Go through the records and copy each line where the word "JSON" occurs.

[Source data]
"""

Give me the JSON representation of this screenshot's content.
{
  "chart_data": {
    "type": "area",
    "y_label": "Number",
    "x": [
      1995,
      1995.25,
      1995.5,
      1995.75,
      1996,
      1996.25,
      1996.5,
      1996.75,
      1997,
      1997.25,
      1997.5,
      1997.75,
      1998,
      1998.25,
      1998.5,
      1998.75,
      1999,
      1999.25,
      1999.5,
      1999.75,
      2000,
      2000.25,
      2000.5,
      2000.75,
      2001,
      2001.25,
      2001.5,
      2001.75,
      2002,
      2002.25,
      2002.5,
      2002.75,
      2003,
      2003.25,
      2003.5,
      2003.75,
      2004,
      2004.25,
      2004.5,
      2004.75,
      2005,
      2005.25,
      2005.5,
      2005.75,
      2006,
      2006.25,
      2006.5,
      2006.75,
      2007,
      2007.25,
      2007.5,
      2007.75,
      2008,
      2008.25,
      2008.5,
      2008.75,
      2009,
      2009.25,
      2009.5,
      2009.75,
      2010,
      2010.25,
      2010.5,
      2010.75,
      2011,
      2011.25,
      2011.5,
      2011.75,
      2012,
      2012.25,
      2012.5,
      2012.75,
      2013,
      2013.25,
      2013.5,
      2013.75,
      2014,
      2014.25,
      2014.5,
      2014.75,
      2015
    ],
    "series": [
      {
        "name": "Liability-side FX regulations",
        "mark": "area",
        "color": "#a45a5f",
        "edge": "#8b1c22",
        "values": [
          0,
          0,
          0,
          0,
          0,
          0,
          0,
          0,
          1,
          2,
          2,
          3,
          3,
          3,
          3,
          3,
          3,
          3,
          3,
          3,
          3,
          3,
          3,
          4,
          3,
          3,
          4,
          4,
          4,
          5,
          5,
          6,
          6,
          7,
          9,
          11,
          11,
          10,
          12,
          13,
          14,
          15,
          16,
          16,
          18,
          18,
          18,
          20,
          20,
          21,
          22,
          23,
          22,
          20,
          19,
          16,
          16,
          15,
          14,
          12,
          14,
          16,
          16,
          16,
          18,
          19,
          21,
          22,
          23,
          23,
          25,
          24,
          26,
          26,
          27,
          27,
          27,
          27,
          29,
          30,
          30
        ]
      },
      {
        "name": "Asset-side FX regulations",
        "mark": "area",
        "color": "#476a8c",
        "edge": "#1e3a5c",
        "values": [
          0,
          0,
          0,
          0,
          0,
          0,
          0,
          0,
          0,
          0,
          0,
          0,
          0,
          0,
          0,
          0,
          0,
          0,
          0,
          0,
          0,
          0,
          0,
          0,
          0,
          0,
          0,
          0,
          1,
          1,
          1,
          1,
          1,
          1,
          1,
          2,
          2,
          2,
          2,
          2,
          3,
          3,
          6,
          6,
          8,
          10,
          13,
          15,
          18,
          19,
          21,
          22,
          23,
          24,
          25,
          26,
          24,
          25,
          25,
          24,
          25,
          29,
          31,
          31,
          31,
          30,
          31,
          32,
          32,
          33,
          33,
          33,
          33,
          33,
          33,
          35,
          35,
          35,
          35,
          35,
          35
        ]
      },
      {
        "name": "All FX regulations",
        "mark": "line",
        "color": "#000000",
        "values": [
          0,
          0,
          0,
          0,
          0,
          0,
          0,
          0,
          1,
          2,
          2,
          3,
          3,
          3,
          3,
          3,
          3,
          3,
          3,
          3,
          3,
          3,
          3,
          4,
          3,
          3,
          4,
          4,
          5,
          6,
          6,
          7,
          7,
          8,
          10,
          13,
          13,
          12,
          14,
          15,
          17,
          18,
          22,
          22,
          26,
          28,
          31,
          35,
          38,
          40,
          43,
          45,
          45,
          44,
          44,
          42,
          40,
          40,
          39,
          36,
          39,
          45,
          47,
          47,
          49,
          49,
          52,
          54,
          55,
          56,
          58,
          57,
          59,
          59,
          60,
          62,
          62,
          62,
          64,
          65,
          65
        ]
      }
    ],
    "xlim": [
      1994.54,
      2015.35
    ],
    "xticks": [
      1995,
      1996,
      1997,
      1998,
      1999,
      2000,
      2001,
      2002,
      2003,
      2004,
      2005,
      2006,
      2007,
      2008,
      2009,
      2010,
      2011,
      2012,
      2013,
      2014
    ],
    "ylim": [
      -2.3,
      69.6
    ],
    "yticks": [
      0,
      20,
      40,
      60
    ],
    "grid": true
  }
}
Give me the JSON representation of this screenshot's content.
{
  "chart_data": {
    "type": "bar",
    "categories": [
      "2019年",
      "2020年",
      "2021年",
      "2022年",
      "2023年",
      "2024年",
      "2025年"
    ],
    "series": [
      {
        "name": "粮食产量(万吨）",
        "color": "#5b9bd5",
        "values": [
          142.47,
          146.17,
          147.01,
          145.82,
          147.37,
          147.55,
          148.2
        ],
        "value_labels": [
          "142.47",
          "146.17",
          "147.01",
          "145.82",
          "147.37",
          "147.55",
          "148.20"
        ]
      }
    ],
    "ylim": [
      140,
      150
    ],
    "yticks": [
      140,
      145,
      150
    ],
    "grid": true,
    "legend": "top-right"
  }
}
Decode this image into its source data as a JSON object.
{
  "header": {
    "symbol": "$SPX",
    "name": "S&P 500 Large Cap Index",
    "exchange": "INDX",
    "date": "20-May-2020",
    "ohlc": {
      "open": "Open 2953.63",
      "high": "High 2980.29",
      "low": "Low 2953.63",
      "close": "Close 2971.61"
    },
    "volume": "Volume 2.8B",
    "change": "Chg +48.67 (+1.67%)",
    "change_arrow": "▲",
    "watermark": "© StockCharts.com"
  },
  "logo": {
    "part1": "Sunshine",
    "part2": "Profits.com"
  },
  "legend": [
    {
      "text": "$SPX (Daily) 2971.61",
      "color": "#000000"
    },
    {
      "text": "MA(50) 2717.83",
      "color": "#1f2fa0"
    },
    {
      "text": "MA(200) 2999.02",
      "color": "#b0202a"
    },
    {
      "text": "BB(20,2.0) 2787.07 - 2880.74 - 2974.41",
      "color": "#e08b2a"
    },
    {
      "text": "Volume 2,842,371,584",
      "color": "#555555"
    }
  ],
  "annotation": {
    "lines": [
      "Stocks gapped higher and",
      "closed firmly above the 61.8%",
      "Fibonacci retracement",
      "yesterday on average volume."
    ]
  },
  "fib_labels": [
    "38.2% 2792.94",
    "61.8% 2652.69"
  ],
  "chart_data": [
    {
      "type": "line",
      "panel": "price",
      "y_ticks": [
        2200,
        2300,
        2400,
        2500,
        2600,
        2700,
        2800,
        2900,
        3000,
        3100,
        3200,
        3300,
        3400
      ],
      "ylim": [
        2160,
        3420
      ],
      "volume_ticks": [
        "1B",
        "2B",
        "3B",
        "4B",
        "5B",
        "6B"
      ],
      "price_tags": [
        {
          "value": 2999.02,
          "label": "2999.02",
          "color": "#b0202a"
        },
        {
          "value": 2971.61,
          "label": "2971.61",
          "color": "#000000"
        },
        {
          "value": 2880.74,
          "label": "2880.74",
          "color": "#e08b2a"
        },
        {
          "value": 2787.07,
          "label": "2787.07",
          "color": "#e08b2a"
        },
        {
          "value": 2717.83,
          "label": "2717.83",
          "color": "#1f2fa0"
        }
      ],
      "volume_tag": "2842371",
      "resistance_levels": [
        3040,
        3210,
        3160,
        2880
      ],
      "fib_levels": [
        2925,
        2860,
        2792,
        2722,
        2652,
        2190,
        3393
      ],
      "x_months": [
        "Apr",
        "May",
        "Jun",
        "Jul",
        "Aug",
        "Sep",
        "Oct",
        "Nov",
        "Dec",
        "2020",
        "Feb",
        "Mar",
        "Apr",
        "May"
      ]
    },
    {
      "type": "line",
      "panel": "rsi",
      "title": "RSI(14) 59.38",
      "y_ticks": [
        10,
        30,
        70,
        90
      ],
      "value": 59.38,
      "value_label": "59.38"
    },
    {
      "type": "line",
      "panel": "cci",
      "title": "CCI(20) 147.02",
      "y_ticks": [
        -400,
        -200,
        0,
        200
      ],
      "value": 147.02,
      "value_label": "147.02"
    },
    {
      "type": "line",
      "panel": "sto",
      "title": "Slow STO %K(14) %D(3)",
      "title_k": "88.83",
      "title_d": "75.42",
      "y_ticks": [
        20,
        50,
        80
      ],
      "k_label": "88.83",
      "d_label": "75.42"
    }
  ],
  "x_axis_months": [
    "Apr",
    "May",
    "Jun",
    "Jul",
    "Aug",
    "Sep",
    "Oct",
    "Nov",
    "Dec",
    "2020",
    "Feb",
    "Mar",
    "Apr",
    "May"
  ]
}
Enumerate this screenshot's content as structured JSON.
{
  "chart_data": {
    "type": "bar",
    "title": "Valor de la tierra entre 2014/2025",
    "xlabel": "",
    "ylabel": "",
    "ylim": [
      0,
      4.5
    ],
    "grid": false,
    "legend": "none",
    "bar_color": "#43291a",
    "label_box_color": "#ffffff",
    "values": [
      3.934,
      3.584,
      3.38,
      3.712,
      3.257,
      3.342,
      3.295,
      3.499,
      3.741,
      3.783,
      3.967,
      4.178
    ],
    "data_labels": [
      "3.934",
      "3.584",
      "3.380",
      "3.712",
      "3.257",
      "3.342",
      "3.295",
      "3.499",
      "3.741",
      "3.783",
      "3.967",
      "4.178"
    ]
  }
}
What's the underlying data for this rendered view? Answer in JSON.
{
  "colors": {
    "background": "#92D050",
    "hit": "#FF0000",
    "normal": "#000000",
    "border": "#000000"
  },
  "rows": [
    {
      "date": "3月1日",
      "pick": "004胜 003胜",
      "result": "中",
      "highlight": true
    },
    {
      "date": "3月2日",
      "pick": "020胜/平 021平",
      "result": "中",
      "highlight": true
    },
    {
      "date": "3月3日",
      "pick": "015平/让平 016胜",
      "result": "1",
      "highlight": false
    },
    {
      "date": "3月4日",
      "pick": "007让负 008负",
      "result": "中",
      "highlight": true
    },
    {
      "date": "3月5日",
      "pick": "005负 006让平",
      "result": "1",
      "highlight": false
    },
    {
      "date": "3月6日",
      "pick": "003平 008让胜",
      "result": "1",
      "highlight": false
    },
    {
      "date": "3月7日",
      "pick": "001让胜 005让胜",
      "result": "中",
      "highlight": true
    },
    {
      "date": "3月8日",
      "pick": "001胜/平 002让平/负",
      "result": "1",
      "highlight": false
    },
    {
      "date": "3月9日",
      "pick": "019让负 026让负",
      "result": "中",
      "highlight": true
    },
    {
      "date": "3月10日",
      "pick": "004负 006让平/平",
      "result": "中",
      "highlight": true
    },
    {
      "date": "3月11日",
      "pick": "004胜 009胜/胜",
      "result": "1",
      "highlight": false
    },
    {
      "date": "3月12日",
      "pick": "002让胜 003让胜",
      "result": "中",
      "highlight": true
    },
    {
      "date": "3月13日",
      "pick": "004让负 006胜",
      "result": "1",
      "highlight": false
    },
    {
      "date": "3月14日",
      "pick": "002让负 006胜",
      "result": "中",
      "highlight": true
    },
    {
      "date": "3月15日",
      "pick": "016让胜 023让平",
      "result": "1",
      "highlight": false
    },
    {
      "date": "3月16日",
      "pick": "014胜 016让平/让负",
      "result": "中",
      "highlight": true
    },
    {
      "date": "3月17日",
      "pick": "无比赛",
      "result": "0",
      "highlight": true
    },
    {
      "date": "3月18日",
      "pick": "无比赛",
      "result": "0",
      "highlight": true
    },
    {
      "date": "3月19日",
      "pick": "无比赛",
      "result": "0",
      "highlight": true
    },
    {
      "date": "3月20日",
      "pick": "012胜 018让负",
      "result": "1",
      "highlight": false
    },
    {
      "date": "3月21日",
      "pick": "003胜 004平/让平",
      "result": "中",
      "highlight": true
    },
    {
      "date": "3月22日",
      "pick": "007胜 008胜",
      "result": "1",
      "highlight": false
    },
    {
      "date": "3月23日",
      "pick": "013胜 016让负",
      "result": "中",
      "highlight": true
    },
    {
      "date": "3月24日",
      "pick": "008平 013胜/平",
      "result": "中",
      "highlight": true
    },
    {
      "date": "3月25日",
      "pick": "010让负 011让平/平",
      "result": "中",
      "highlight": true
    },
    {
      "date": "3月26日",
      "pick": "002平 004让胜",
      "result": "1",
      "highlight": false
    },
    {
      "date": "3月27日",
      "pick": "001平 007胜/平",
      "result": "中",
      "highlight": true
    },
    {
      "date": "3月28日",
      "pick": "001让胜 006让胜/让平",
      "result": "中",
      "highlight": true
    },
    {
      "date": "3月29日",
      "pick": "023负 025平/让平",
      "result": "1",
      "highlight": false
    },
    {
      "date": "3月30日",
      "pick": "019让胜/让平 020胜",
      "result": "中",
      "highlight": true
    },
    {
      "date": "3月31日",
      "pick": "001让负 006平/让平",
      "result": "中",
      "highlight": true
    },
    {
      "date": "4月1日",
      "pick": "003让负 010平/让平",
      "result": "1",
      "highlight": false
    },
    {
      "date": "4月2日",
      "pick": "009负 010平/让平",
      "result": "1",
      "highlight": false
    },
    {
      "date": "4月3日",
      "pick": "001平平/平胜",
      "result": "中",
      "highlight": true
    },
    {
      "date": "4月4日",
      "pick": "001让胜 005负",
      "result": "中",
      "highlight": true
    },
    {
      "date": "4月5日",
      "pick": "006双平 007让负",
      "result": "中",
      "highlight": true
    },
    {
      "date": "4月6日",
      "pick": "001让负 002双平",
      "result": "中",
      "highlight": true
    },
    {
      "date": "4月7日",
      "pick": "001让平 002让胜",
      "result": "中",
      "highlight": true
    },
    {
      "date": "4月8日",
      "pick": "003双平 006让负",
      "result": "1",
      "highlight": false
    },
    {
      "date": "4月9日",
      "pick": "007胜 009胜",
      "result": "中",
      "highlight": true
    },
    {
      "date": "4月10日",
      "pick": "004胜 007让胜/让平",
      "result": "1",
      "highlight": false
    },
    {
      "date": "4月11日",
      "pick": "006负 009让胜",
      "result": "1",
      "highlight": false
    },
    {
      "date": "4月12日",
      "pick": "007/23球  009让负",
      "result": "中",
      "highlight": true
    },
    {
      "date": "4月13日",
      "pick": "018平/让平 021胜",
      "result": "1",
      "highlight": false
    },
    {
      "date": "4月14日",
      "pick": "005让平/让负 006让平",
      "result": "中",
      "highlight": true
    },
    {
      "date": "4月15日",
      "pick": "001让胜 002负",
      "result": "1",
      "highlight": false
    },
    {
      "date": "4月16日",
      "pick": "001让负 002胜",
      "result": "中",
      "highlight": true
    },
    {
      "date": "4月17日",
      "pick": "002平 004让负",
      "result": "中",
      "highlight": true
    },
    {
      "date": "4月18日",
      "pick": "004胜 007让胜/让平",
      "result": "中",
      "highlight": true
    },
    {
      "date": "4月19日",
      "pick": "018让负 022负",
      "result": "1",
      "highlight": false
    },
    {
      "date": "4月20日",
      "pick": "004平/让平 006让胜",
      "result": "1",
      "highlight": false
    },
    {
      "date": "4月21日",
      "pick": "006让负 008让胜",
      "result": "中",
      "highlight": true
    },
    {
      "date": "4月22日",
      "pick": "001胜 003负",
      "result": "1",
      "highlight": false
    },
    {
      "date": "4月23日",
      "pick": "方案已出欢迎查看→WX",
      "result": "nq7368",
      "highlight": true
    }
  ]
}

"""

REPLY TO THE TASK:
Give me the JSON representation of this screenshot's content.
Give me the JSON representation of this screenshot's content.
Decode this image into its source data as a JSON object.
Enumerate this screenshot's content as structured JSON.
What's the underlying data for this rendered view? Answer in JSON.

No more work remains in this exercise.